Exercise task: Print every entry word for word, but omit the pictures.

Extracted records:
··········

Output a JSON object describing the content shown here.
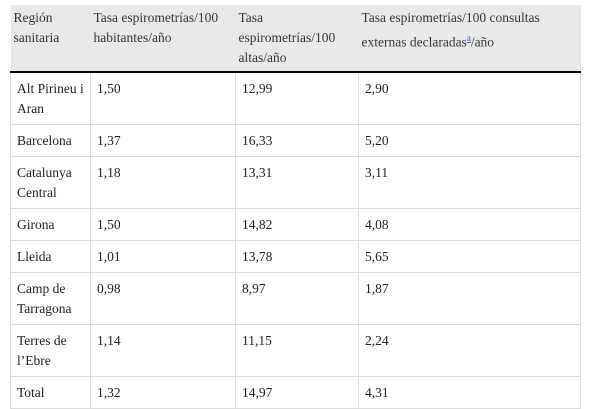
{
  "table": {
    "header": [
      "Región sanitaria",
      "Tasa espirometrías/100 habitantes/año",
      "Tasa espirometrías/100 altas/año",
      {
        "text": "Tasa espirometrías/100 consultas externas declaradas",
        "note": "a",
        "suffix": "/año"
      }
    ],
    "rows": [
      [
        "Alt Pirineu i Aran",
        "1,50",
        "12,99",
        "2,90"
      ],
      [
        "Barcelona",
        "1,37",
        "16,33",
        "5,20"
      ],
      [
        "Catalunya Central",
        "1,18",
        "13,31",
        "3,11"
      ],
      [
        "Girona",
        "1,50",
        "14,82",
        "4,08"
      ],
      [
        "Lleida",
        "1,01",
        "13,78",
        "5,65"
      ],
      [
        "Camp de Tarragona",
        "0,98",
        "8,97",
        "1,87"
      ],
      [
        "Terres de l’Ebre",
        "1,14",
        "11,15",
        "2,24"
      ],
      [
        "Total",
        "1,32",
        "14,97",
        "4,31"
      ]
    ]
  }
}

··········

Result:
Output a JSON object describing the content shown here.
{
  "table": {
    "header": [
      "Región sanitaria",
      "Tasa espirometrías/100 habitantes/año",
      "Tasa espirometrías/100 altas/año",
      {
        "text": "Tasa espirometrías/100 consultas externas declaradas",
        "note": "a",
        "suffix": "/año"
      }
    ],
    "rows": [
      [
        "Alt Pirineu i Aran",
        "1,50",
        "12,99",
        "2,90"
      ],
      [
        "Barcelona",
        "1,37",
        "16,33",
        "5,20"
      ],
      [
        "Catalunya Central",
        "1,18",
        "13,31",
        "3,11"
      ],
      [
        "Girona",
        "1,50",
        "14,82",
        "4,08"
      ],
      [
        "Lleida",
        "1,01",
        "13,78",
        "5,65"
      ],
      [
        "Camp de Tarragona",
        "0,98",
        "8,97",
        "1,87"
      ],
      [
        "Terres de l’Ebre",
        "1,14",
        "11,15",
        "2,24"
      ],
      [
        "Total",
        "1,32",
        "14,97",
        "4,31"
      ]
    ]
  }
}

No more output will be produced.